▶ _Task directions_:
Scan the data beneath this task and copy each line that includes "назначения".

▶ _Provided entries_:
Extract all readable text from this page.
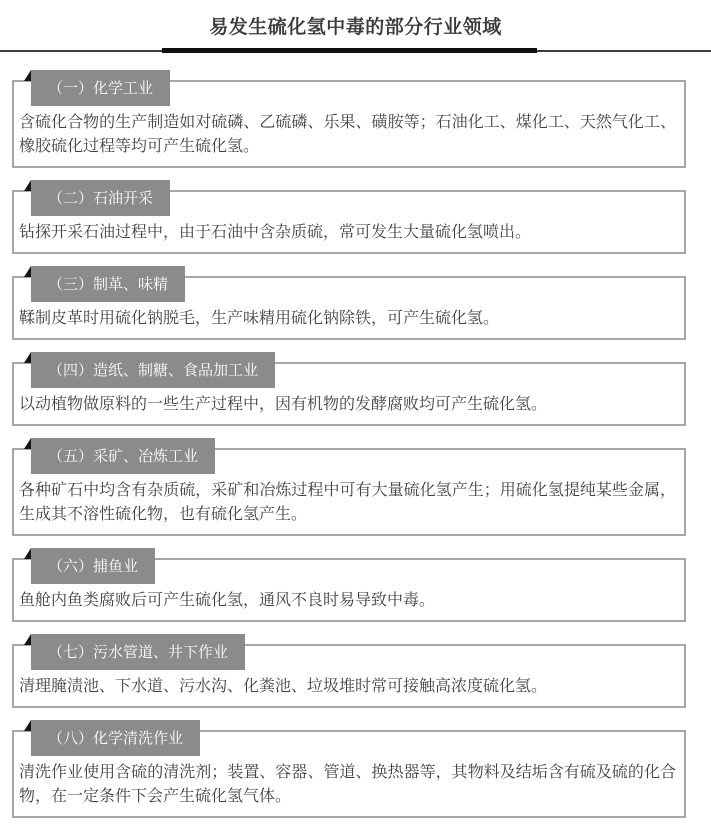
易发生硫化氢中毒的部分行业领域
（一）化学工业

含硫化合物的生产制造如对硫磷、乙硫磷、乐果、磺胺等；石油化工、煤化工、天然气化工、橡胶硫化过程等均可产生硫化氢。

（二）石油开采

钻探开采石油过程中，由于石油中含杂质硫，常可发生大量硫化氢喷出。

（三）制革、味精

鞣制皮革时用硫化钠脱毛，生产味精用硫化钠除铁，可产生硫化氢。

（四）造纸、制糖、食品加工业

以动植物做原料的一些生产过程中，因有机物的发酵腐败均可产生硫化氢。

（五）采矿、冶炼工业

各种矿石中均含有杂质硫，采矿和冶炼过程中可有大量硫化氢产生；用硫化氢提纯某些金属，生成其不溶性硫化物，也有硫化氢产生。

（六）捕鱼业

鱼舱内鱼类腐败后可产生硫化氢，通风不良时易导致中毒。

（七）污水管道、井下作业

清理腌渍池、下水道、污水沟、化粪池、垃圾堆时常可接触高浓度硫化氢。

（八）化学清洗作业

清洗作业使用含硫的清洗剂；装置、容器、管道、换热器等，其物料及结垢含有硫及硫的化合物，在一定条件下会产生硫化氢气体。
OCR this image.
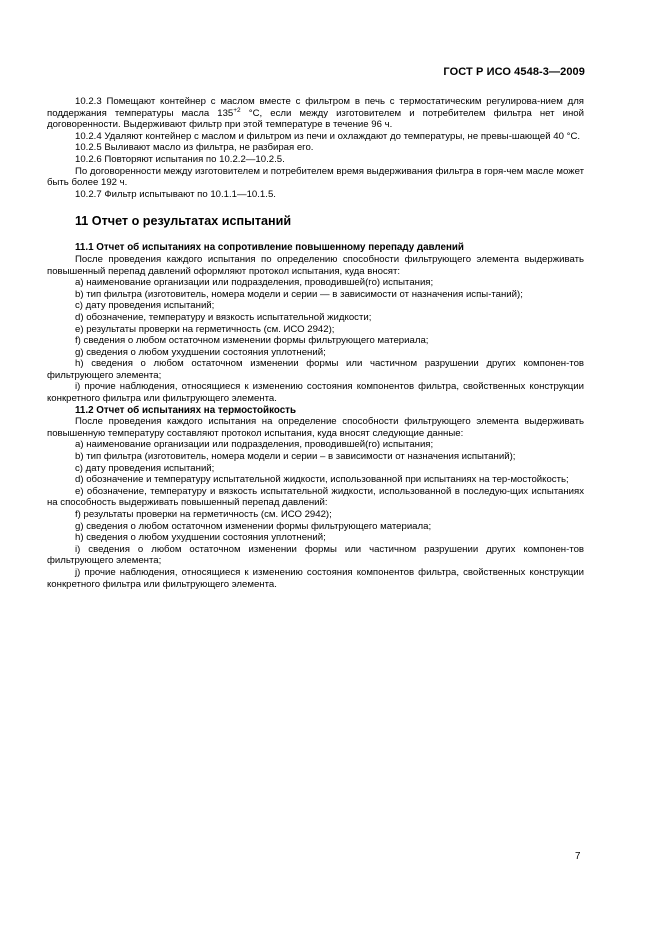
ГОСТ Р ИСО 4548-3—2009

10.2.3 Помещают контейнер с маслом вместе с фильтром в печь с термостатическим регулирова-нием для поддержания температуры масла $135^{+2}$ °С, если между изготовителем и потребителем фильтра нет иной договоренности. Выдерживают фильтр при этой температуре в течение 96 ч.

10.2.4 Удаляют контейнер с маслом и фильтром из печи и охлаждают до температуры, не превы-шающей 40 °С.

10.2.5 Выливают масло из фильтра, не разбирая его.

10.2.6 Повторяют испытания по 10.2.2—10.2.5.

По договоренности между изготовителем и потребителем время выдерживания фильтра в горя-чем масле может быть более 192 ч.

10.2.7 Фильтр испытывают по 10.1.1—10.1.5.

11 Отчет о результатах испытаний
11.1 Отчет об испытаниях на сопротивление повышенному перепаду давлений

После проведения каждого испытания по определению способности фильтрующего элемента выдерживать повышенный перепад давлений оформляют протокол испытания, куда вносят:

a) наименование организации или подразделения, проводившей(го) испытания;

b) тип фильтра (изготовитель, номера модели и серии — в зависимости от назначения испы-таний);

c) дату проведения испытаний;

d) обозначение, температуру и вязкость испытательной жидкости;

e) результаты проверки на герметичность (см. ИСО 2942);

f) сведения о любом остаточном изменении формы фильтрующего материала;

g) сведения о любом ухудшении состояния уплотнений;

h) сведения о любом остаточном изменении формы или частичном разрушении других компонен-тов фильтрующего элемента;

i) прочие наблюдения, относящиеся к изменению состояния компонентов фильтра, свойственных конструкции конкретного фильтра или фильтрующего элемента.

11.2 Отчет об испытаниях на термостойкость

После проведения каждого испытания на определение способности фильтрующего элемента выдерживать повышенную температуру составляют протокол испытания, куда вносят следующие данные:

a) наименование организации или подразделения, проводившей(го) испытания;

b) тип фильтра (изготовитель, номера модели и серии – в зависимости от назначения испытаний);

c) дату проведения испытаний;

d) обозначение и температуру испытательной жидкости, использованной при испытаниях на тер-мостойкость;

e) обозначение, температуру и вязкость испытательной жидкости, использованной в последую-щих испытаниях на способность выдерживать повышенный перепад давлений:

f) результаты проверки на герметичность (см. ИСО 2942);

g) сведения о любом остаточном изменении формы фильтрующего материала;

h) сведения о любом ухудшении состояния уплотнений;

i) сведения о любом остаточном изменении формы или частичном разрушении других компонен-тов фильтрующего элемента;

j) прочие наблюдения, относящиеся к изменению состояния компонентов фильтра, свойственных конструкции конкретного фильтра или фильтрующего элемента.

7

▶ _Response to this exercise_:
b) тип фильтра (изготовитель, номера модели и серии — в зависимости от назначения испы-таний);
b) тип фильтра (изготовитель, номера модели и серии – в зависимости от назначения испытаний);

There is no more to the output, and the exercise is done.